*The request:* Repeat every line exactly, keeping the pictures out of the copy.

*Stored data:*
================

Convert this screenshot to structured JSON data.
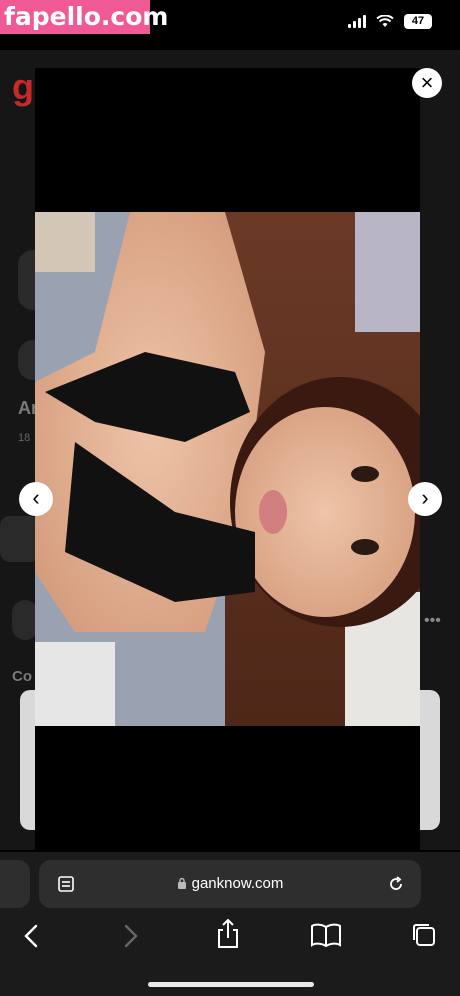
{
  "watermark": "fapello.com",
  "status_bar": {
    "battery": "47",
    "wifi_icon": "wifi-icon",
    "signal_icon": "cellular-signal-icon"
  },
  "background_page": {
    "logo": "g",
    "name_partial": "Ar",
    "count_partial": "18",
    "section_partial": "Co"
  },
  "lightbox": {
    "close_label": "×",
    "prev_label": "‹",
    "next_label": "›"
  },
  "browser": {
    "url": "ganknow.com",
    "lock_icon": "lock-icon",
    "reader_icon": "reader-mode-icon",
    "reload_icon": "reload-icon",
    "toolbar": [
      "back-icon",
      "forward-icon",
      "share-icon",
      "bookmarks-icon",
      "tabs-icon"
    ]
  }
}
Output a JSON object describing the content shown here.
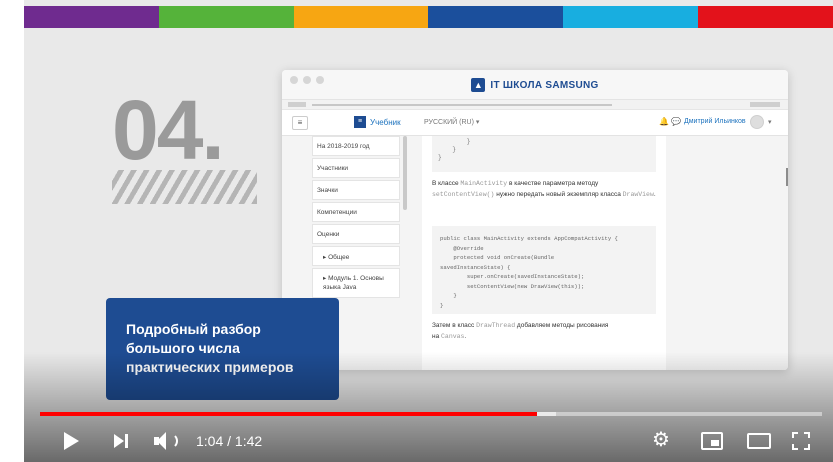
{
  "stripe_colors": [
    "#6f2b8f",
    "#55b33a",
    "#f7a612",
    "#1b4f9c",
    "#18aee0",
    "#e3121b"
  ],
  "slide": {
    "number": "04.",
    "caption_lines": [
      "Подробный разбор",
      "большого числа",
      "практических примеров"
    ]
  },
  "browser": {
    "brand": "IT ШКОЛА SAMSUNG",
    "moodle": {
      "menu_glyph": "≡",
      "logo_glyph": "≡",
      "site": "Учебник",
      "lang": "РУССКИЙ (RU) ▾",
      "user": "Дмитрий Ильинков",
      "caret": "▾"
    },
    "sidebar": [
      "На 2018-2019 год",
      "Участники",
      "Значки",
      "Компетенции",
      "Оценки",
      "▸ Общее",
      "▸ Модуль 1. Основы языка Java"
    ],
    "code_top": [
      "        }",
      "    }",
      "}"
    ],
    "para1": {
      "before": "В классе ",
      "code1": "MainActivity",
      "middle": " в качестве параметра методу ",
      "code2": "setContentView()",
      "after": " нужно передать новый экземпляр класса ",
      "code3": "DrawView",
      "end": "."
    },
    "code_main": "public class MainActivity extends AppCompatActivity {\n    @Override\n    protected void onCreate(Bundle\nsavedInstanceState) {\n        super.onCreate(savedInstanceState);\n        setContentView(new DrawView(this));\n    }\n}",
    "para2": {
      "before": "Затем в класс ",
      "code1": "DrawThread",
      "middle": " добавляем методы рисования",
      "after": " на ",
      "code2": "Canvas",
      "end": "."
    }
  },
  "player": {
    "time": "1:04 / 1:42",
    "played_fraction": 0.635,
    "loaded_fraction": 0.66,
    "gear_glyph": "⚙"
  }
}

================

*Written answer:*
Convert this screenshot to structured JSON data.
{
  "watermark": "fapello.com",
  "status_bar": {
    "battery": "47",
    "wifi_icon": "wifi-icon",
    "signal_icon": "cellular-signal-icon"
  },
  "background_page": {
    "logo": "g",
    "name_partial": "Ar",
    "count_partial": "18",
    "section_partial": "Co"
  },
  "lightbox": {
    "close_label": "×",
    "prev_label": "‹",
    "next_label": "›"
  },
  "browser": {
    "url": "ganknow.com",
    "lock_icon": "lock-icon",
    "reader_icon": "reader-mode-icon",
    "reload_icon": "reload-icon",
    "toolbar": [
      "back-icon",
      "forward-icon",
      "share-icon",
      "bookmarks-icon",
      "tabs-icon"
    ]
  }
}
Output a JSON object describing the content shown here.
{
  "stripe_colors": [
    "#6f2b8f",
    "#55b33a",
    "#f7a612",
    "#1b4f9c",
    "#18aee0",
    "#e3121b"
  ],
  "slide": {
    "number": "04.",
    "caption_lines": [
      "Подробный разбор",
      "большого числа",
      "практических примеров"
    ]
  },
  "browser": {
    "brand": "IT ШКОЛА SAMSUNG",
    "moodle": {
      "menu_glyph": "≡",
      "logo_glyph": "≡",
      "site": "Учебник",
      "lang": "РУССКИЙ (RU) ▾",
      "user": "Дмитрий Ильинков",
      "caret": "▾"
    },
    "sidebar": [
      "На 2018-2019 год",
      "Участники",
      "Значки",
      "Компетенции",
      "Оценки",
      "▸ Общее",
      "▸ Модуль 1. Основы языка Java"
    ],
    "code_top": [
      "        }",
      "    }",
      "}"
    ],
    "para1": {
      "before": "В классе ",
      "code1": "MainActivity",
      "middle": " в качестве параметра методу ",
      "code2": "setContentView()",
      "after": " нужно передать новый экземпляр класса ",
      "code3": "DrawView",
      "end": "."
    },
    "code_main": "public class MainActivity extends AppCompatActivity {\n    @Override\n    protected void onCreate(Bundle\nsavedInstanceState) {\n        super.onCreate(savedInstanceState);\n        setContentView(new DrawView(this));\n    }\n}",
    "para2": {
      "before": "Затем в класс ",
      "code1": "DrawThread",
      "middle": " добавляем методы рисования",
      "after": " на ",
      "code2": "Canvas",
      "end": "."
    }
  },
  "player": {
    "time": "1:04 / 1:42",
    "played_fraction": 0.635,
    "loaded_fraction": 0.66,
    "gear_glyph": "⚙"
  }
}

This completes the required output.